Document excerpt:
○ ○ ○ ○

--- a/arch/arm/Kconfig
+++ b/arch/arm/Kconfig
@@ -375,6 +375,7 @@ config ARCH_CNS3XXX
 	select PCI_DOMAINS if PCI
 	select HAVE_ARM_TWD
 	select HAVE_SMP
+	select FIQ
 	help
 	  Support for Cavium Networks CNS3XXX platform.
 
--- a/arch/arm/kernel/fiq.c
+++ b/arch/arm/kernel/fiq.c
@@ -49,6 +49,8 @@
 
 static unsigned long no_fiq_insn;
 
+unsigned int fiq_number[2] = {0, 0};
+
 /* Default reacquire function
  * - we always relinquish FIQ control
  * - we always reacquire FIQ control
@@ -70,9 +72,12 @@ static struct fiq_handler *current_fiq =
 
 int show_fiq_list(struct seq_file *p, int prec)
 {
-	if (current_fiq != &default_owner)

○ ○ ○ ○

Records:
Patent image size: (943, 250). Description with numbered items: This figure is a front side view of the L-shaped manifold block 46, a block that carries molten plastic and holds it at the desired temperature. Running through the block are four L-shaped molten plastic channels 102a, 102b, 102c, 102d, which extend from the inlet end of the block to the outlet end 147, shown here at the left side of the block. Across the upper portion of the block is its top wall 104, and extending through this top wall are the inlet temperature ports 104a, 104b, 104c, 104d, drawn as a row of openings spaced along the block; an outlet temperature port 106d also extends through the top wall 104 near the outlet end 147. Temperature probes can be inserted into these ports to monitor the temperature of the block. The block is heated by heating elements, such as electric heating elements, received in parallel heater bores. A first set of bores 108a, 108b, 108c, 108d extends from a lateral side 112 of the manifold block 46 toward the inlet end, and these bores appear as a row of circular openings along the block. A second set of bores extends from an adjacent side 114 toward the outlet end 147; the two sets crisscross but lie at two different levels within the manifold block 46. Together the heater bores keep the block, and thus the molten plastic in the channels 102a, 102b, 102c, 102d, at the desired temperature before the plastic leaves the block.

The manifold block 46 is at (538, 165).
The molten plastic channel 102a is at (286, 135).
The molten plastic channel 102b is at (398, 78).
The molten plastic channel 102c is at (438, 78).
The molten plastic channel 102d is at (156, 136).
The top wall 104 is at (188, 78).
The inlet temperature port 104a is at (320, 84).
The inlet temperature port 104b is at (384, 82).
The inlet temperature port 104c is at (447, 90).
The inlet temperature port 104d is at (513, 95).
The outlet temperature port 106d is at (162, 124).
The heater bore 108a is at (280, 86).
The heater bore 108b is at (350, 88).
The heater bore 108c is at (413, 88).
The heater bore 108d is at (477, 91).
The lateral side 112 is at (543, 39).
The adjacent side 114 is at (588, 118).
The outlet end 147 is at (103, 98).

○ ○ ○ ○

Tasks to complete:
1. Quote the kernel patch from "static unsigned long" up to and including "(current_fiq != &default_owner)".
2. Please decide whether each statement agrees with the kernel patch, answering yes or no and quoting the words of the patch that decide it: (a) The patch adds a line selecting FIQ under the ARCH_CNS3XXX config. (b) The new fiq_number variable is an array of three elements. (c) The help text describes support for a Marvell platform.
The data is not needed for what follows.

Answers per task:
1.
static unsigned long no_fiq_insn;
 
+unsigned int fiq_number[2] = {0, 0};
+
 /* Default reacquire function
  * - we always relinquish FIQ control
  * - we always reacquire FIQ control
@@ -70,9 +72,12 @@ static struct fiq_handler *current_fiq =
 
 int show_fiq_list(struct seq_file *p, int prec)
 {
-	if (current_fiq != &default_owner)

2.
(a) Yes: "select FIQ"
(b) No: "unsigned int fiq_number[2] = {0, 0};"
(c) No: "Support for Cavium Networks CNS3XXX platform."